_Goal of the exercise_
The exercise asks for every line of the data to be reproduced exactly.

_Dataset records_
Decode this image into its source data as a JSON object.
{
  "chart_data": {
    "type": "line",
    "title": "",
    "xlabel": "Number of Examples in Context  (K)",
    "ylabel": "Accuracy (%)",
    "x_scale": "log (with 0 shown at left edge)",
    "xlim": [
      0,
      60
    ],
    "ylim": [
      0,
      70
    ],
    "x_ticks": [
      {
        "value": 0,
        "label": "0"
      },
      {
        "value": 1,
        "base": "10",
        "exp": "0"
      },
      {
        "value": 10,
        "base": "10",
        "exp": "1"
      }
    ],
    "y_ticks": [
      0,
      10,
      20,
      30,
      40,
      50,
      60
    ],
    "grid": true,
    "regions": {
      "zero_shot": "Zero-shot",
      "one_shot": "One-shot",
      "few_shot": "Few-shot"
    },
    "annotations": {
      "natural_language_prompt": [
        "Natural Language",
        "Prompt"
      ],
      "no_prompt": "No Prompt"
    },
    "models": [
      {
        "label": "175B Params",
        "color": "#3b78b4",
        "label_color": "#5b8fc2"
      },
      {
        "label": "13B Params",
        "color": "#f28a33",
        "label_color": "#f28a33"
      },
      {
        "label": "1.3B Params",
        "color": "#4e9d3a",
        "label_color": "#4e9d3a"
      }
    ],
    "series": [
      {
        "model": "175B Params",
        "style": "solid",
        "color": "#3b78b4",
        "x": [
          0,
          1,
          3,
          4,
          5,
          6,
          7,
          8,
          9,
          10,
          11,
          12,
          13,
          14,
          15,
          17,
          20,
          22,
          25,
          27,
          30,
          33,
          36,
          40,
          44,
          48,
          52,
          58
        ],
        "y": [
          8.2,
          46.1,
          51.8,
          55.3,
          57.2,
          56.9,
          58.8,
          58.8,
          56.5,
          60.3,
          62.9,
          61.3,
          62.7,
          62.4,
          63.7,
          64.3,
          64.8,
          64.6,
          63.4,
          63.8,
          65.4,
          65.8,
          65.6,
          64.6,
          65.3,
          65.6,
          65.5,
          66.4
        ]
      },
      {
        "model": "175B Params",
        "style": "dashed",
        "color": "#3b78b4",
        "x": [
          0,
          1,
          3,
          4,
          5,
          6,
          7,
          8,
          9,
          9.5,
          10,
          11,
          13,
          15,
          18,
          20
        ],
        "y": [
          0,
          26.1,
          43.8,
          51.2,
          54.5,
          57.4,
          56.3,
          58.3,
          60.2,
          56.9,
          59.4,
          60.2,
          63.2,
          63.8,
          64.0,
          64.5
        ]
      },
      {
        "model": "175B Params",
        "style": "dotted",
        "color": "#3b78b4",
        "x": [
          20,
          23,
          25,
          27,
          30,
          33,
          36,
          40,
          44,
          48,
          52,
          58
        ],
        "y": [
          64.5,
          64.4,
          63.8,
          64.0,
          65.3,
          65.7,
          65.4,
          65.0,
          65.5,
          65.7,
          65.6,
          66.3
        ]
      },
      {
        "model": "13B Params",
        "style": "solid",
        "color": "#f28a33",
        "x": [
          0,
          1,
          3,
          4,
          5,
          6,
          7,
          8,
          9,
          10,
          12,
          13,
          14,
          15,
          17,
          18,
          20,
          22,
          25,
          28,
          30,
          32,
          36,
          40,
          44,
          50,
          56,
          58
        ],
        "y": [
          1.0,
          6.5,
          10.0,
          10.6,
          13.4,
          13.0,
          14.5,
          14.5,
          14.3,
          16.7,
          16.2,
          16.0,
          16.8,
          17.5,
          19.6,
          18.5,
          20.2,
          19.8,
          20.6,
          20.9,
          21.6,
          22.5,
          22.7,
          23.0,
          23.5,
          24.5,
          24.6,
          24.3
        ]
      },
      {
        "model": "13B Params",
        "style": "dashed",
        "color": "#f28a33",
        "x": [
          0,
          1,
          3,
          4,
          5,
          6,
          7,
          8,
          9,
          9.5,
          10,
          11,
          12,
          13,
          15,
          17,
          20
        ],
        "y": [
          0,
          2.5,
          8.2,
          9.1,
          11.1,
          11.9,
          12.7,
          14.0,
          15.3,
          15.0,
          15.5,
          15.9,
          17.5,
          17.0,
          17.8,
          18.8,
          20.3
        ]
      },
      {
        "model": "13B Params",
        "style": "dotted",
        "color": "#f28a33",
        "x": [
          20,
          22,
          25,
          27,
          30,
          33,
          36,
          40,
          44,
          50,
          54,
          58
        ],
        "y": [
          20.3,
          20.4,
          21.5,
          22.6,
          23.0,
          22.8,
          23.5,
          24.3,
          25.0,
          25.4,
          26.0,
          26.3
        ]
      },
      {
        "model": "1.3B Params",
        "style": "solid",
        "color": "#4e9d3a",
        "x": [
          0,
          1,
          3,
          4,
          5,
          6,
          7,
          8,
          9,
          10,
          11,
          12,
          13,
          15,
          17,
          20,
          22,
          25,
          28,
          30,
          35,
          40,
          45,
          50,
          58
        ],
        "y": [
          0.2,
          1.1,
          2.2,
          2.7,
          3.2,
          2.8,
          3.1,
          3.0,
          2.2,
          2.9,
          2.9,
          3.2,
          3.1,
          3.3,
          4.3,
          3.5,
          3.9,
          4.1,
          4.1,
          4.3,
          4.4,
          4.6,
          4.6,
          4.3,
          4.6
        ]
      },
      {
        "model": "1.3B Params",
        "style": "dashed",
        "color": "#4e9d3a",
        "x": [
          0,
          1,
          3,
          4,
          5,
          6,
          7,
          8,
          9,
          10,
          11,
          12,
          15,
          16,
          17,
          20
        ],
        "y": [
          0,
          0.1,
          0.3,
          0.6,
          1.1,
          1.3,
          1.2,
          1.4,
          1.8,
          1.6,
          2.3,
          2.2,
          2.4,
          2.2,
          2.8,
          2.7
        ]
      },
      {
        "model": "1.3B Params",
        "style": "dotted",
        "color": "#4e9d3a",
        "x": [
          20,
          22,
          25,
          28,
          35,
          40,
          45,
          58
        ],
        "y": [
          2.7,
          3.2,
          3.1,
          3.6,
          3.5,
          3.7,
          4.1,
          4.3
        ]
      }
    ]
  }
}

_Expected output_
Decode this image into its source data as a JSON object.
{
  "chart_data": {
    "type": "line",
    "title": "",
    "xlabel": "Number of Examples in Context  (K)",
    "ylabel": "Accuracy (%)",
    "x_scale": "log (with 0 shown at left edge)",
    "xlim": [
      0,
      60
    ],
    "ylim": [
      0,
      70
    ],
    "x_ticks": [
      {
        "value": 0,
        "label": "0"
      },
      {
        "value": 1,
        "base": "10",
        "exp": "0"
      },
      {
        "value": 10,
        "base": "10",
        "exp": "1"
      }
    ],
    "y_ticks": [
      0,
      10,
      20,
      30,
      40,
      50,
      60
    ],
    "grid": true,
    "regions": {
      "zero_shot": "Zero-shot",
      "one_shot": "One-shot",
      "few_shot": "Few-shot"
    },
    "annotations": {
      "natural_language_prompt": [
        "Natural Language",
        "Prompt"
      ],
      "no_prompt": "No Prompt"
    },
    "models": [
      {
        "label": "175B Params",
        "color": "#3b78b4",
        "label_color": "#5b8fc2"
      },
      {
        "label": "13B Params",
        "color": "#f28a33",
        "label_color": "#f28a33"
      },
      {
        "label": "1.3B Params",
        "color": "#4e9d3a",
        "label_color": "#4e9d3a"
      }
    ],
    "series": [
      {
        "model": "175B Params",
        "style": "solid",
        "color": "#3b78b4",
        "x": [
          0,
          1,
          3,
          4,
          5,
          6,
          7,
          8,
          9,
          10,
          11,
          12,
          13,
          14,
          15,
          17,
          20,
          22,
          25,
          27,
          30,
          33,
          36,
          40,
          44,
          48,
          52,
          58
        ],
        "y": [
          8.2,
          46.1,
          51.8,
          55.3,
          57.2,
          56.9,
          58.8,
          58.8,
          56.5,
          60.3,
          62.9,
          61.3,
          62.7,
          62.4,
          63.7,
          64.3,
          64.8,
          64.6,
          63.4,
          63.8,
          65.4,
          65.8,
          65.6,
          64.6,
          65.3,
          65.6,
          65.5,
          66.4
        ]
      },
      {
        "model": "175B Params",
        "style": "dashed",
        "color": "#3b78b4",
        "x": [
          0,
          1,
          3,
          4,
          5,
          6,
          7,
          8,
          9,
          9.5,
          10,
          11,
          13,
          15,
          18,
          20
        ],
        "y": [
          0,
          26.1,
          43.8,
          51.2,
          54.5,
          57.4,
          56.3,
          58.3,
          60.2,
          56.9,
          59.4,
          60.2,
          63.2,
          63.8,
          64.0,
          64.5
        ]
      },
      {
        "model": "175B Params",
        "style": "dotted",
        "color": "#3b78b4",
        "x": [
          20,
          23,
          25,
          27,
          30,
          33,
          36,
          40,
          44,
          48,
          52,
          58
        ],
        "y": [
          64.5,
          64.4,
          63.8,
          64.0,
          65.3,
          65.7,
          65.4,
          65.0,
          65.5,
          65.7,
          65.6,
          66.3
        ]
      },
      {
        "model": "13B Params",
        "style": "solid",
        "color": "#f28a33",
        "x": [
          0,
          1,
          3,
          4,
          5,
          6,
          7,
          8,
          9,
          10,
          12,
          13,
          14,
          15,
          17,
          18,
          20,
          22,
          25,
          28,
          30,
          32,
          36,
          40,
          44,
          50,
          56,
          58
        ],
        "y": [
          1.0,
          6.5,
          10.0,
          10.6,
          13.4,
          13.0,
          14.5,
          14.5,
          14.3,
          16.7,
          16.2,
          16.0,
          16.8,
          17.5,
          19.6,
          18.5,
          20.2,
          19.8,
          20.6,
          20.9,
          21.6,
          22.5,
          22.7,
          23.0,
          23.5,
          24.5,
          24.6,
          24.3
        ]
      },
      {
        "model": "13B Params",
        "style": "dashed",
        "color": "#f28a33",
        "x": [
          0,
          1,
          3,
          4,
          5,
          6,
          7,
          8,
          9,
          9.5,
          10,
          11,
          12,
          13,
          15,
          17,
          20
        ],
        "y": [
          0,
          2.5,
          8.2,
          9.1,
          11.1,
          11.9,
          12.7,
          14.0,
          15.3,
          15.0,
          15.5,
          15.9,
          17.5,
          17.0,
          17.8,
          18.8,
          20.3
        ]
      },
      {
        "model": "13B Params",
        "style": "dotted",
        "color": "#f28a33",
        "x": [
          20,
          22,
          25,
          27,
          30,
          33,
          36,
          40,
          44,
          50,
          54,
          58
        ],
        "y": [
          20.3,
          20.4,
          21.5,
          22.6,
          23.0,
          22.8,
          23.5,
          24.3,
          25.0,
          25.4,
          26.0,
          26.3
        ]
      },
      {
        "model": "1.3B Params",
        "style": "solid",
        "color": "#4e9d3a",
        "x": [
          0,
          1,
          3,
          4,
          5,
          6,
          7,
          8,
          9,
          10,
          11,
          12,
          13,
          15,
          17,
          20,
          22,
          25,
          28,
          30,
          35,
          40,
          45,
          50,
          58
        ],
        "y": [
          0.2,
          1.1,
          2.2,
          2.7,
          3.2,
          2.8,
          3.1,
          3.0,
          2.2,
          2.9,
          2.9,
          3.2,
          3.1,
          3.3,
          4.3,
          3.5,
          3.9,
          4.1,
          4.1,
          4.3,
          4.4,
          4.6,
          4.6,
          4.3,
          4.6
        ]
      },
      {
        "model": "1.3B Params",
        "style": "dashed",
        "color": "#4e9d3a",
        "x": [
          0,
          1,
          3,
          4,
          5,
          6,
          7,
          8,
          9,
          10,
          11,
          12,
          15,
          16,
          17,
          20
        ],
        "y": [
          0,
          0.1,
          0.3,
          0.6,
          1.1,
          1.3,
          1.2,
          1.4,
          1.8,
          1.6,
          2.3,
          2.2,
          2.4,
          2.2,
          2.8,
          2.7
        ]
      },
      {
        "model": "1.3B Params",
        "style": "dotted",
        "color": "#4e9d3a",
        "x": [
          20,
          22,
          25,
          28,
          35,
          40,
          45,
          58
        ],
        "y": [
          2.7,
          3.2,
          3.1,
          3.6,
          3.5,
          3.7,
          4.1,
          4.3
        ]
      }
    ]
  }
}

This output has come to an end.